#### Extracted information:
* Begin *

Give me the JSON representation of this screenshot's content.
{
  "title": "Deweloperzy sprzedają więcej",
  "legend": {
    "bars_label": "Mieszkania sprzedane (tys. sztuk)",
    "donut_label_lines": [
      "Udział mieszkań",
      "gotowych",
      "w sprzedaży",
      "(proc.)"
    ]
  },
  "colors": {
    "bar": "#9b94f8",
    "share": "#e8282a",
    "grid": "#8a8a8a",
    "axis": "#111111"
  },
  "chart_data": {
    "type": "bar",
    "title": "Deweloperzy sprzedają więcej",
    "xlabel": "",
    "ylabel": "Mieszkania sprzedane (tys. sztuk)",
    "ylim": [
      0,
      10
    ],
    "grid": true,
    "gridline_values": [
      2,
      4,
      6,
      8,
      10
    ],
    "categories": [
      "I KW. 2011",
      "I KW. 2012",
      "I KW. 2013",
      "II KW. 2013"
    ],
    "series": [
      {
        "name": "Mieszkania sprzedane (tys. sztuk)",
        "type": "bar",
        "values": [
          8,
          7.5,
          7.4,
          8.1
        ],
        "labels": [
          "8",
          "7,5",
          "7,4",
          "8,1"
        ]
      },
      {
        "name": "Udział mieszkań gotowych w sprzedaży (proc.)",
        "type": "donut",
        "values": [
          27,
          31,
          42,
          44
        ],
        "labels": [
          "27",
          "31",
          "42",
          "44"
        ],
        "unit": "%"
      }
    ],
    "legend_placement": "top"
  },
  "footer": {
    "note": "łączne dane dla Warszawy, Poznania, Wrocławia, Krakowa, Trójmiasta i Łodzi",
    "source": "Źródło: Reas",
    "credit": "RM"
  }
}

* End *

#### The request:
Please reproduce every line of the material word for word.

#### Written reply:
Give me the JSON representation of this screenshot's content.
{
  "title": "Deweloperzy sprzedają więcej",
  "legend": {
    "bars_label": "Mieszkania sprzedane (tys. sztuk)",
    "donut_label_lines": [
      "Udział mieszkań",
      "gotowych",
      "w sprzedaży",
      "(proc.)"
    ]
  },
  "colors": {
    "bar": "#9b94f8",
    "share": "#e8282a",
    "grid": "#8a8a8a",
    "axis": "#111111"
  },
  "chart_data": {
    "type": "bar",
    "title": "Deweloperzy sprzedają więcej",
    "xlabel": "",
    "ylabel": "Mieszkania sprzedane (tys. sztuk)",
    "ylim": [
      0,
      10
    ],
    "grid": true,
    "gridline_values": [
      2,
      4,
      6,
      8,
      10
    ],
    "categories": [
      "I KW. 2011",
      "I KW. 2012",
      "I KW. 2013",
      "II KW. 2013"
    ],
    "series": [
      {
        "name": "Mieszkania sprzedane (tys. sztuk)",
        "type": "bar",
        "values": [
          8,
          7.5,
          7.4,
          8.1
        ],
        "labels": [
          "8",
          "7,5",
          "7,4",
          "8,1"
        ]
      },
      {
        "name": "Udział mieszkań gotowych w sprzedaży (proc.)",
        "type": "donut",
        "values": [
          27,
          31,
          42,
          44
        ],
        "labels": [
          "27",
          "31",
          "42",
          "44"
        ],
        "unit": "%"
      }
    ],
    "legend_placement": "top"
  },
  "footer": {
    "note": "łączne dane dla Warszawy, Poznania, Wrocławia, Krakowa, Trójmiasta i Łodzi",
    "source": "Źródło: Reas",
    "credit": "RM"
  }
}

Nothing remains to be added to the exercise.